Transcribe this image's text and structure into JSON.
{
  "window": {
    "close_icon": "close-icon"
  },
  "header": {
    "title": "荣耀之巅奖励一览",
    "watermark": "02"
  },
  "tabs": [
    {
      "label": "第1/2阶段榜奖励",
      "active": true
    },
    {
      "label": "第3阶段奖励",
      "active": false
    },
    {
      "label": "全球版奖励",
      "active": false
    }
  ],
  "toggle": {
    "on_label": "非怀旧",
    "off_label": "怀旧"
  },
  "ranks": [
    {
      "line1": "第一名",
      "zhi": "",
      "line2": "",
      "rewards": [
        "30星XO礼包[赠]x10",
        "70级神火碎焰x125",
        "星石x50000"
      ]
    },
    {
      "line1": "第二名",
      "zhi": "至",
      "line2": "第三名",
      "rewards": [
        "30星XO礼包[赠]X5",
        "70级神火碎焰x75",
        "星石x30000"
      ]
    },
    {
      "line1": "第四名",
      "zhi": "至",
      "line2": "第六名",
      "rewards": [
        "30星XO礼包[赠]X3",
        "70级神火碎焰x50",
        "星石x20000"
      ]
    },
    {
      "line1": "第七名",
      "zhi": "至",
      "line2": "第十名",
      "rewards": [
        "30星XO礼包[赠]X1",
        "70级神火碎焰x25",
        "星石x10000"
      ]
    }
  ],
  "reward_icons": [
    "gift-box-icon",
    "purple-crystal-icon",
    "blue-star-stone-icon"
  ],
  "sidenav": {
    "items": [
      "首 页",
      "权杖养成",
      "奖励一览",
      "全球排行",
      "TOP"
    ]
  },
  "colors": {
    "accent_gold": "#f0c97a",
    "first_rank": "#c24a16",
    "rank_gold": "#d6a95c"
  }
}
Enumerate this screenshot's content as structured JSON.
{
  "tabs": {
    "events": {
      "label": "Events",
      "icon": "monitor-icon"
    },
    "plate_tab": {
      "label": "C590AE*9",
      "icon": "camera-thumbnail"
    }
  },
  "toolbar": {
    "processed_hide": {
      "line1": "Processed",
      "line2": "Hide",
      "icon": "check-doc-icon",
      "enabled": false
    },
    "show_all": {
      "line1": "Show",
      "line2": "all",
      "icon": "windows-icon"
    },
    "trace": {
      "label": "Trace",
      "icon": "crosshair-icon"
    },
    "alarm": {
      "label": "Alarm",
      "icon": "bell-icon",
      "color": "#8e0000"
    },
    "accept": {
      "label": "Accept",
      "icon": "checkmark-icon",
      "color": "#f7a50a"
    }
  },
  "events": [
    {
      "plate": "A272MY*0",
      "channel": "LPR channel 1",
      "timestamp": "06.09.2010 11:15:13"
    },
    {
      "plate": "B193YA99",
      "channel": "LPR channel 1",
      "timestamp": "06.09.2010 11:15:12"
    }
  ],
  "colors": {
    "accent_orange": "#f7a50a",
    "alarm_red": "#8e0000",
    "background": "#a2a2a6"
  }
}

^^^^^^^^^^^^^^^^

__Task directions__: Write the entire listing out again, word for word.

__The output__:
Transcribe this image's text and structure into JSON.
{
  "window": {
    "close_icon": "close-icon"
  },
  "header": {
    "title": "荣耀之巅奖励一览",
    "watermark": "02"
  },
  "tabs": [
    {
      "label": "第1/2阶段榜奖励",
      "active": true
    },
    {
      "label": "第3阶段奖励",
      "active": false
    },
    {
      "label": "全球版奖励",
      "active": false
    }
  ],
  "toggle": {
    "on_label": "非怀旧",
    "off_label": "怀旧"
  },
  "ranks": [
    {
      "line1": "第一名",
      "zhi": "",
      "line2": "",
      "rewards": [
        "30星XO礼包[赠]x10",
        "70级神火碎焰x125",
        "星石x50000"
      ]
    },
    {
      "line1": "第二名",
      "zhi": "至",
      "line2": "第三名",
      "rewards": [
        "30星XO礼包[赠]X5",
        "70级神火碎焰x75",
        "星石x30000"
      ]
    },
    {
      "line1": "第四名",
      "zhi": "至",
      "line2": "第六名",
      "rewards": [
        "30星XO礼包[赠]X3",
        "70级神火碎焰x50",
        "星石x20000"
      ]
    },
    {
      "line1": "第七名",
      "zhi": "至",
      "line2": "第十名",
      "rewards": [
        "30星XO礼包[赠]X1",
        "70级神火碎焰x25",
        "星石x10000"
      ]
    }
  ],
  "reward_icons": [
    "gift-box-icon",
    "purple-crystal-icon",
    "blue-star-stone-icon"
  ],
  "sidenav": {
    "items": [
      "首 页",
      "权杖养成",
      "奖励一览",
      "全球排行",
      "TOP"
    ]
  },
  "colors": {
    "accent_gold": "#f0c97a",
    "first_rank": "#c24a16",
    "rank_gold": "#d6a95c"
  }
}
Enumerate this screenshot's content as structured JSON.
{
  "tabs": {
    "events": {
      "label": "Events",
      "icon": "monitor-icon"
    },
    "plate_tab": {
      "label": "C590AE*9",
      "icon": "camera-thumbnail"
    }
  },
  "toolbar": {
    "processed_hide": {
      "line1": "Processed",
      "line2": "Hide",
      "icon": "check-doc-icon",
      "enabled": false
    },
    "show_all": {
      "line1": "Show",
      "line2": "all",
      "icon": "windows-icon"
    },
    "trace": {
      "label": "Trace",
      "icon": "crosshair-icon"
    },
    "alarm": {
      "label": "Alarm",
      "icon": "bell-icon",
      "color": "#8e0000"
    },
    "accept": {
      "label": "Accept",
      "icon": "checkmark-icon",
      "color": "#f7a50a"
    }
  },
  "events": [
    {
      "plate": "A272MY*0",
      "channel": "LPR channel 1",
      "timestamp": "06.09.2010 11:15:13"
    },
    {
      "plate": "B193YA99",
      "channel": "LPR channel 1",
      "timestamp": "06.09.2010 11:15:12"
    }
  ],
  "colors": {
    "accent_orange": "#f7a50a",
    "alarm_red": "#8e0000",
    "background": "#a2a2a6"
  }
}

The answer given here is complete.